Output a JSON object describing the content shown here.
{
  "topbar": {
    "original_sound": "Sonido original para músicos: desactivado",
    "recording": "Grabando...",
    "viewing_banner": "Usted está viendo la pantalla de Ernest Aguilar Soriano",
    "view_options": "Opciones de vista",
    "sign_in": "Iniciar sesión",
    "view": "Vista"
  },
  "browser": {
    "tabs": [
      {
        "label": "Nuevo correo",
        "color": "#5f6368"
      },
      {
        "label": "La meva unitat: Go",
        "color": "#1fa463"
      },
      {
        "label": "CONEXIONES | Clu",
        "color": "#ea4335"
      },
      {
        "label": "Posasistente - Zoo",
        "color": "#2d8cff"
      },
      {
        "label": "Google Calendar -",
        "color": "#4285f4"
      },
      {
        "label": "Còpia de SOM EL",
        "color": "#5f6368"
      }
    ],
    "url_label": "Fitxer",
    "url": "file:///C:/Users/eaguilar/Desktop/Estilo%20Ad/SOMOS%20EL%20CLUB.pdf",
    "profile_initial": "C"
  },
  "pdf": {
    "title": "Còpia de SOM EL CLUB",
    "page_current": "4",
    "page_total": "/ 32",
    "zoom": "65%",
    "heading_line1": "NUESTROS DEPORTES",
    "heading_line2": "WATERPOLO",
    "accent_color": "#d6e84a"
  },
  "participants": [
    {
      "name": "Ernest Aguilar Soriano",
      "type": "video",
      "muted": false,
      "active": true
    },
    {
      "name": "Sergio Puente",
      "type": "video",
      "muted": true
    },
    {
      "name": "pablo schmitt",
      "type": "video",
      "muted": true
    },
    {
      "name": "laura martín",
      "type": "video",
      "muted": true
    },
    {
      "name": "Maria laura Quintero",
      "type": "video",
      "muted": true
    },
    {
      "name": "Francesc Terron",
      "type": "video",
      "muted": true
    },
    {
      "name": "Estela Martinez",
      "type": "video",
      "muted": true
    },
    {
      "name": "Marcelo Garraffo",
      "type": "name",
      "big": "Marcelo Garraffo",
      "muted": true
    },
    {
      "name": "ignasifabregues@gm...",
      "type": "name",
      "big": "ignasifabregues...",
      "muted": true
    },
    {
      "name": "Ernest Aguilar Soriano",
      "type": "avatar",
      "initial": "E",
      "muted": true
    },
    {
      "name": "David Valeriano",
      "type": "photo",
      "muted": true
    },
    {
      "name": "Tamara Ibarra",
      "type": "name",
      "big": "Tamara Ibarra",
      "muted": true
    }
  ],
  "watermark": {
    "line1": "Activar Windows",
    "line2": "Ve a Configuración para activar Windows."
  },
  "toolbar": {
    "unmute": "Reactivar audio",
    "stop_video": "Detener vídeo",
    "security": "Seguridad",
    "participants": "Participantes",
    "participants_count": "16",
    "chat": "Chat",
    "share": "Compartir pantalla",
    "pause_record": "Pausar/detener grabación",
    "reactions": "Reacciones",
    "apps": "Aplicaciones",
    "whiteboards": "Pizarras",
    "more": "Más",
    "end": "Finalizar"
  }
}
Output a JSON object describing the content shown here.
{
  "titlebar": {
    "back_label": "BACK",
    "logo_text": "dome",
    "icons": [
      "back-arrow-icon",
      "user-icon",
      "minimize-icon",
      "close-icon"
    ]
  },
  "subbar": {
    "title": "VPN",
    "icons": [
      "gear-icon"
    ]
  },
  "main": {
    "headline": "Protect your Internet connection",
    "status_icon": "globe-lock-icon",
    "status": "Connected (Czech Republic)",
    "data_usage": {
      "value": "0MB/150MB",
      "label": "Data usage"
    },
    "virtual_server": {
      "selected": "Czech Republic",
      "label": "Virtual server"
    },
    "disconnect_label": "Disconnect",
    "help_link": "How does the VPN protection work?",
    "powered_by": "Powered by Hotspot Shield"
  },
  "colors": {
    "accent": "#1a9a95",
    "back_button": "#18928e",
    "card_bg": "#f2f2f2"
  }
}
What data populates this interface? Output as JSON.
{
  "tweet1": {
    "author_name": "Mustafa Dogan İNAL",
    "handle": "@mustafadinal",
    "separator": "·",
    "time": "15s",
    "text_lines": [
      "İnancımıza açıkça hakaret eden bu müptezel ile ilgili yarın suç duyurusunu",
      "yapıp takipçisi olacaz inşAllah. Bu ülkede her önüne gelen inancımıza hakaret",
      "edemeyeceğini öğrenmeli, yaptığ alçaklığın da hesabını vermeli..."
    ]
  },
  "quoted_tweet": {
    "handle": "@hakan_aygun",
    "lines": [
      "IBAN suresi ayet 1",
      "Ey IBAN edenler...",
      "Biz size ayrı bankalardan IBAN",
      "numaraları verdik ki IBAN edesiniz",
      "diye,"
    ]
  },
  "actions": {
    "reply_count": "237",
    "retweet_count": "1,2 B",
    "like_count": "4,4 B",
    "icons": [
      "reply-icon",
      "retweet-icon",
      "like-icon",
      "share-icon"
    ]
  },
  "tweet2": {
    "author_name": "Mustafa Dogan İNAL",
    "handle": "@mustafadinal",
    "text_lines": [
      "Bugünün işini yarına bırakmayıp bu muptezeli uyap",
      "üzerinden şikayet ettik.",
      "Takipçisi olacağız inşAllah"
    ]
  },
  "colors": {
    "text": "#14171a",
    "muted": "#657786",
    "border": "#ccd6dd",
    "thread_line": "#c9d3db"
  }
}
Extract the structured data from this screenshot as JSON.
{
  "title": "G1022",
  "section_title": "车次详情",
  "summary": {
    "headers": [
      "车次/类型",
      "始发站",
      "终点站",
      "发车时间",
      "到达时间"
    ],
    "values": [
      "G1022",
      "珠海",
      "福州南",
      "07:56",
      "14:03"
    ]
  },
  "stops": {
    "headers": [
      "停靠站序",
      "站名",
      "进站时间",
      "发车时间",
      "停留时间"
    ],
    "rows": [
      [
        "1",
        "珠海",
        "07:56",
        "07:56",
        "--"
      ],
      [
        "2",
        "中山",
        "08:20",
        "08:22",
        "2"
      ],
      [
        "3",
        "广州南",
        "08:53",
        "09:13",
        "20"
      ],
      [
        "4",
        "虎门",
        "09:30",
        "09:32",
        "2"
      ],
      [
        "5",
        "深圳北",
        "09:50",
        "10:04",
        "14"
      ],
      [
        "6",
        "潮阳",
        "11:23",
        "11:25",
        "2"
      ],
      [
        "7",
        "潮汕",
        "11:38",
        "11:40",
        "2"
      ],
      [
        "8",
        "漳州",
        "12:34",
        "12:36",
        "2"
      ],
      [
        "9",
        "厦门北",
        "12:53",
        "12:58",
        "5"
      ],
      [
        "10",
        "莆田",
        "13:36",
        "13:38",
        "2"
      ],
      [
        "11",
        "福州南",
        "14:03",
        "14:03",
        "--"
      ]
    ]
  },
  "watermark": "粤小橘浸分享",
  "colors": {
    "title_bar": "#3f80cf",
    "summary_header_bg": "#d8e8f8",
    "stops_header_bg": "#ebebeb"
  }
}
-------------------------
→ **Job**
Reply with one number only, the count of lines above that hold the string "inşAllah".

→ **Result of this task**
2